Without including any pictures, write out the listing below exactly.

:: Records for processing ::

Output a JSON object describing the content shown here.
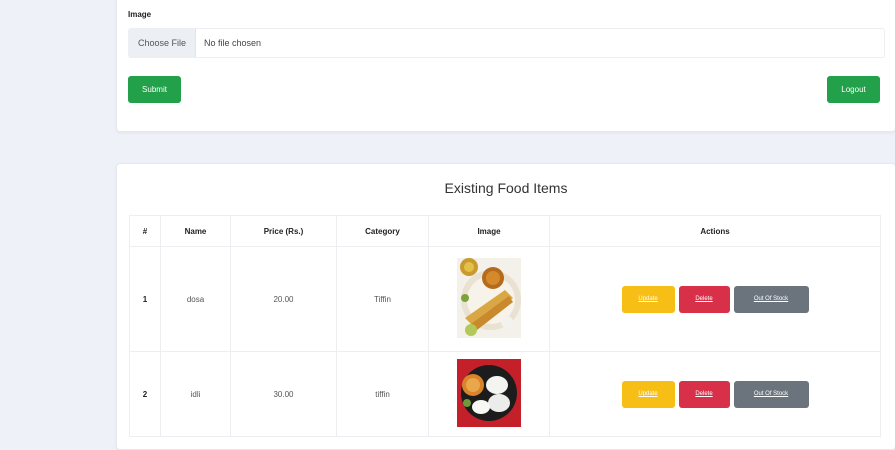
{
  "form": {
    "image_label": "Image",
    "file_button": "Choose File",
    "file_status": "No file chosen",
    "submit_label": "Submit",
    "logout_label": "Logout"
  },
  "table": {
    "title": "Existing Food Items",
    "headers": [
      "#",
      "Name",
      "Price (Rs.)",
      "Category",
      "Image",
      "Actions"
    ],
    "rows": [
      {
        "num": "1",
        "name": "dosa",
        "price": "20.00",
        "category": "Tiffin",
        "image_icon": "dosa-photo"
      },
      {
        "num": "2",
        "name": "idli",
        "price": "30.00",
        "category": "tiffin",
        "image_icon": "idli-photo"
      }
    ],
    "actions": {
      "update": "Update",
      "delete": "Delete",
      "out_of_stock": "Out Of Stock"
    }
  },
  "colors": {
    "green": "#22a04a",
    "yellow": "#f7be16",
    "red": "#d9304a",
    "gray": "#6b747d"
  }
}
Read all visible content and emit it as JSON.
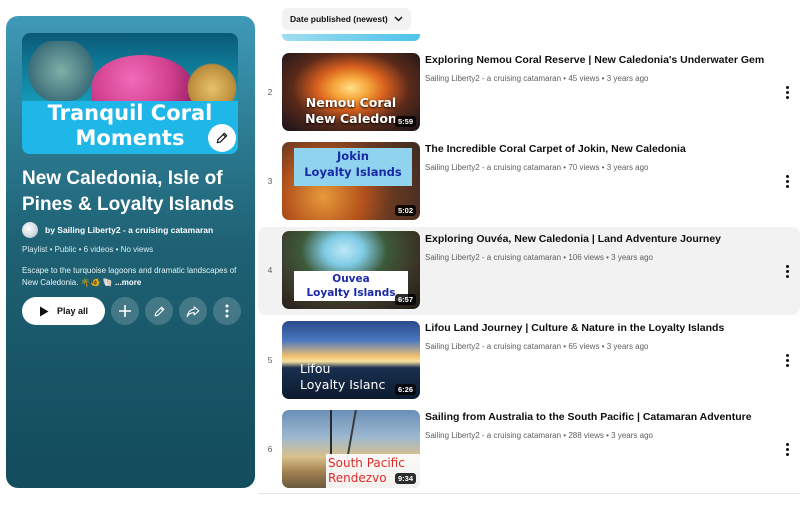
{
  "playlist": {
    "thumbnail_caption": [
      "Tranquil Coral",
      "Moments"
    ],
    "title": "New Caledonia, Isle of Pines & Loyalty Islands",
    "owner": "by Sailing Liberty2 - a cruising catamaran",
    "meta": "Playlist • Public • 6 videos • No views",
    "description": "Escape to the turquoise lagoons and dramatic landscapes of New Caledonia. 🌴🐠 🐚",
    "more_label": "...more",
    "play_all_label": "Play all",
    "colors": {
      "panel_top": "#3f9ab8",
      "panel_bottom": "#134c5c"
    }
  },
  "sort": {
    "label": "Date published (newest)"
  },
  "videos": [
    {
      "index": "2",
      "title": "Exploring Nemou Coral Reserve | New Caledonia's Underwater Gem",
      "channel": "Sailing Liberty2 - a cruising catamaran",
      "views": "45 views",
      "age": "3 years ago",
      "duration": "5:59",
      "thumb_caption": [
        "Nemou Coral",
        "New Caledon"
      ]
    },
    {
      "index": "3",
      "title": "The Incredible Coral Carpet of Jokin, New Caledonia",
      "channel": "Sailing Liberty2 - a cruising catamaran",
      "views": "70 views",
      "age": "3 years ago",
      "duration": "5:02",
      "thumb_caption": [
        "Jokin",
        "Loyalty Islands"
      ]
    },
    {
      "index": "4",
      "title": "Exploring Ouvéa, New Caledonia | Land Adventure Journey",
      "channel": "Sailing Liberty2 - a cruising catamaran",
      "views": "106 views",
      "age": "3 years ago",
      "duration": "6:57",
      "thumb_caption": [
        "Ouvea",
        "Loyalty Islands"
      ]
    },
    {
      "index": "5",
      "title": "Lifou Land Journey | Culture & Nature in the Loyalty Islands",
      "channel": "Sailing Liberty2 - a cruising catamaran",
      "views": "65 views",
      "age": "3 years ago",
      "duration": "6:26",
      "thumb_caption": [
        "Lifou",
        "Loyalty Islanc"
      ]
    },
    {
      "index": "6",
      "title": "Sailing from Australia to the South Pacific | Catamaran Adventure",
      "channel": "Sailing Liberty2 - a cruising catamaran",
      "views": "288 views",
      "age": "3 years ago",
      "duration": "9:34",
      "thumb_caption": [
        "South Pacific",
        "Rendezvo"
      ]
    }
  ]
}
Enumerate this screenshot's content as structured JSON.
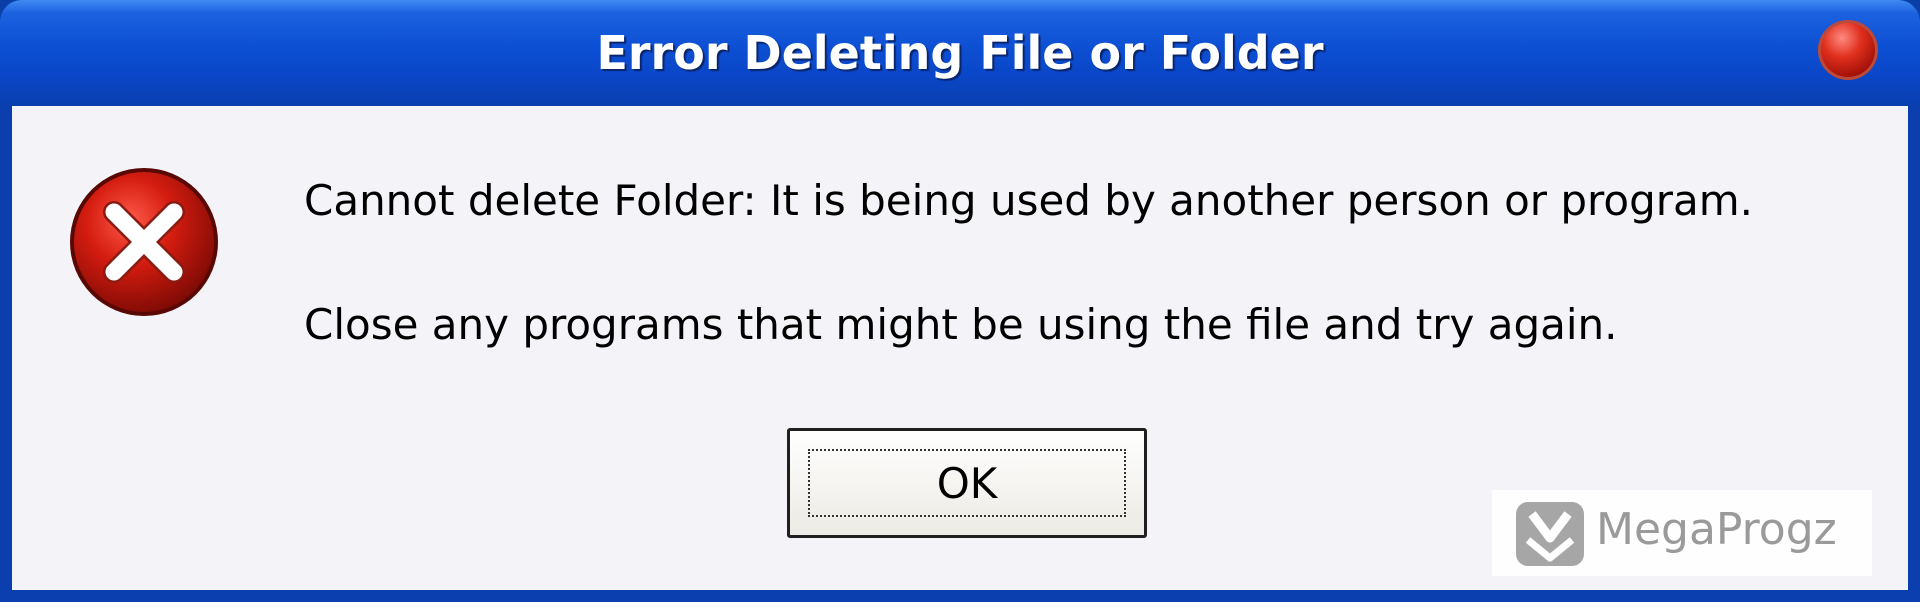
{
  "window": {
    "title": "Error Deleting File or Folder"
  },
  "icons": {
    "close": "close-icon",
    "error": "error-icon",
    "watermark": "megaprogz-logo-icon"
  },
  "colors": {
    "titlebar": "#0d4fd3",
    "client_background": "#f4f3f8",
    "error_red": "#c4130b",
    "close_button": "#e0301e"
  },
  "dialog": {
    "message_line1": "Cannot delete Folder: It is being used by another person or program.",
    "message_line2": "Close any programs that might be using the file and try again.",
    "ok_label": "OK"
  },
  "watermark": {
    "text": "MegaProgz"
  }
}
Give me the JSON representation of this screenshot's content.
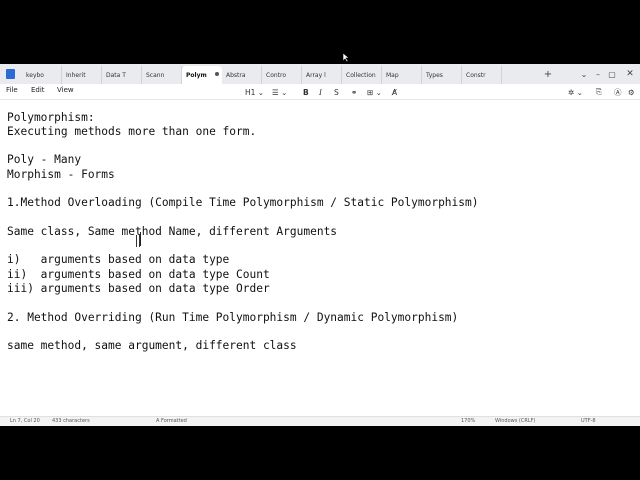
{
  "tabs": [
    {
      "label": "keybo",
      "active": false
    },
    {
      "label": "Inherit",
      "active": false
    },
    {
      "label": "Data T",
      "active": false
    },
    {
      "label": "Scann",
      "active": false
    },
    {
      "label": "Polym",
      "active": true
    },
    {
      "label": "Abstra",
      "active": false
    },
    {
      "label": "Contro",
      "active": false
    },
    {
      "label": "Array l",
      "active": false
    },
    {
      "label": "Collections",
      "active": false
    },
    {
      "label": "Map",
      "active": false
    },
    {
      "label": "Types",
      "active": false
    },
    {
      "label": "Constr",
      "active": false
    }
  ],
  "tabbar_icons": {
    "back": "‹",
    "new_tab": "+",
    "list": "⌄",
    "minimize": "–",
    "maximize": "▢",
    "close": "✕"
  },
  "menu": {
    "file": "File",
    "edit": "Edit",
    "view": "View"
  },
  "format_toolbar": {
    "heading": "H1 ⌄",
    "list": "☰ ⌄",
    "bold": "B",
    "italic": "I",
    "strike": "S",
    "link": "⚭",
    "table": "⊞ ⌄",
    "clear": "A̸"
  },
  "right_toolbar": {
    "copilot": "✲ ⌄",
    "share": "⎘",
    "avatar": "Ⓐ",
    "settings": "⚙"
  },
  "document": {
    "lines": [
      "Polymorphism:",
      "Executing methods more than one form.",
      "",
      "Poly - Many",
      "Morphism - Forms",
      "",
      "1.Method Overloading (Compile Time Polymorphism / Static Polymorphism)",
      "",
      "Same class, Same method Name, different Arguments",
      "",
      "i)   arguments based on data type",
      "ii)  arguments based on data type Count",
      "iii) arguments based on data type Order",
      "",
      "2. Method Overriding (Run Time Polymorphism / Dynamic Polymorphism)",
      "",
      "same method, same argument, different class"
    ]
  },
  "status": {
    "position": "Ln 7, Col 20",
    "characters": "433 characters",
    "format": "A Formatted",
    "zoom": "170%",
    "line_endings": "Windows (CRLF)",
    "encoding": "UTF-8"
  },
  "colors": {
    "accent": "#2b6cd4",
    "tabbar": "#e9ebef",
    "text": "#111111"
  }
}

:::

In response:
Output a JSON object describing the content shown here.
{
  "form": {
    "image_label": "Image",
    "file_button": "Choose File",
    "file_status": "No file chosen",
    "submit_label": "Submit",
    "logout_label": "Logout"
  },
  "table": {
    "title": "Existing Food Items",
    "headers": [
      "#",
      "Name",
      "Price (Rs.)",
      "Category",
      "Image",
      "Actions"
    ],
    "rows": [
      {
        "num": "1",
        "name": "dosa",
        "price": "20.00",
        "category": "Tiffin",
        "image_icon": "dosa-photo"
      },
      {
        "num": "2",
        "name": "idli",
        "price": "30.00",
        "category": "tiffin",
        "image_icon": "idli-photo"
      }
    ],
    "actions": {
      "update": "Update",
      "delete": "Delete",
      "out_of_stock": "Out Of Stock"
    }
  },
  "colors": {
    "green": "#22a04a",
    "yellow": "#f7be16",
    "red": "#d9304a",
    "gray": "#6b747d"
  }
}
Read all visible content and emit it as JSON.
{
  "playlist": {
    "thumbnail_caption": [
      "Tranquil Coral",
      "Moments"
    ],
    "title": "New Caledonia, Isle of Pines & Loyalty Islands",
    "owner": "by Sailing Liberty2 - a cruising catamaran",
    "meta": "Playlist • Public • 6 videos • No views",
    "description": "Escape to the turquoise lagoons and dramatic landscapes of New Caledonia. 🌴🐠 🐚",
    "more_label": "...more",
    "play_all_label": "Play all",
    "colors": {
      "panel_top": "#3f9ab8",
      "panel_bottom": "#134c5c"
    }
  },
  "sort": {
    "label": "Date published (newest)"
  },
  "videos": [
    {
      "index": "2",
      "title": "Exploring Nemou Coral Reserve | New Caledonia's Underwater Gem",
      "channel": "Sailing Liberty2 - a cruising catamaran",
      "views": "45 views",
      "age": "3 years ago",
      "duration": "5:59",
      "thumb_caption": [
        "Nemou Coral",
        "New Caledon"
      ]
    },
    {
      "index": "3",
      "title": "The Incredible Coral Carpet of Jokin, New Caledonia",
      "channel": "Sailing Liberty2 - a cruising catamaran",
      "views": "70 views",
      "age": "3 years ago",
      "duration": "5:02",
      "thumb_caption": [
        "Jokin",
        "Loyalty Islands"
      ]
    },
    {
      "index": "4",
      "title": "Exploring Ouvéa, New Caledonia | Land Adventure Journey",
      "channel": "Sailing Liberty2 - a cruising catamaran",
      "views": "106 views",
      "age": "3 years ago",
      "duration": "6:57",
      "thumb_caption": [
        "Ouvea",
        "Loyalty Islands"
      ]
    },
    {
      "index": "5",
      "title": "Lifou Land Journey | Culture & Nature in the Loyalty Islands",
      "channel": "Sailing Liberty2 - a cruising catamaran",
      "views": "65 views",
      "age": "3 years ago",
      "duration": "6:26",
      "thumb_caption": [
        "Lifou",
        "Loyalty Islanc"
      ]
    },
    {
      "index": "6",
      "title": "Sailing from Australia to the South Pacific | Catamaran Adventure",
      "channel": "Sailing Liberty2 - a cruising catamaran",
      "views": "288 views",
      "age": "3 years ago",
      "duration": "9:34",
      "thumb_caption": [
        "South Pacific",
        "Rendezvo"
      ]
    }
  ]
}
Enumerate this screenshot's content as structured JSON.
{
  "window": {
    "title": "Error Deleting File or Folder"
  },
  "icons": {
    "close": "close-icon",
    "error": "error-icon",
    "watermark": "megaprogz-logo-icon"
  },
  "colors": {
    "titlebar": "#0d4fd3",
    "client_background": "#f4f3f8",
    "error_red": "#c4130b",
    "close_button": "#e0301e"
  },
  "dialog": {
    "message_line1": "Cannot delete Folder: It is being used by another person or program.",
    "message_line2": "Close any programs that might be using the file and try again.",
    "ok_label": "OK"
  },
  "watermark": {
    "text": "MegaProgz"
  }
}
Give me the JSON representation of this screenshot's content.
{
  "tabs": [
    {
      "label": "keybo",
      "active": false
    },
    {
      "label": "Inherit",
      "active": false
    },
    {
      "label": "Data T",
      "active": false
    },
    {
      "label": "Scann",
      "active": false
    },
    {
      "label": "Polym",
      "active": true
    },
    {
      "label": "Abstra",
      "active": false
    },
    {
      "label": "Contro",
      "active": false
    },
    {
      "label": "Array l",
      "active": false
    },
    {
      "label": "Collections",
      "active": false
    },
    {
      "label": "Map",
      "active": false
    },
    {
      "label": "Types",
      "active": false
    },
    {
      "label": "Constr",
      "active": false
    }
  ],
  "tabbar_icons": {
    "back": "‹",
    "new_tab": "+",
    "list": "⌄",
    "minimize": "–",
    "maximize": "▢",
    "close": "✕"
  },
  "menu": {
    "file": "File",
    "edit": "Edit",
    "view": "View"
  },
  "format_toolbar": {
    "heading": "H1 ⌄",
    "list": "☰ ⌄",
    "bold": "B",
    "italic": "I",
    "strike": "S",
    "link": "⚭",
    "table": "⊞ ⌄",
    "clear": "A̸"
  },
  "right_toolbar": {
    "copilot": "✲ ⌄",
    "share": "⎘",
    "avatar": "Ⓐ",
    "settings": "⚙"
  },
  "document": {
    "lines": [
      "Polymorphism:",
      "Executing methods more than one form.",
      "",
      "Poly - Many",
      "Morphism - Forms",
      "",
      "1.Method Overloading (Compile Time Polymorphism / Static Polymorphism)",
      "",
      "Same class, Same method Name, different Arguments",
      "",
      "i)   arguments based on data type",
      "ii)  arguments based on data type Count",
      "iii) arguments based on data type Order",
      "",
      "2. Method Overriding (Run Time Polymorphism / Dynamic Polymorphism)",
      "",
      "same method, same argument, different class"
    ]
  },
  "status": {
    "position": "Ln 7, Col 20",
    "characters": "433 characters",
    "format": "A Formatted",
    "zoom": "170%",
    "line_endings": "Windows (CRLF)",
    "encoding": "UTF-8"
  },
  "colors": {
    "accent": "#2b6cd4",
    "tabbar": "#e9ebef",
    "text": "#111111"
  }
}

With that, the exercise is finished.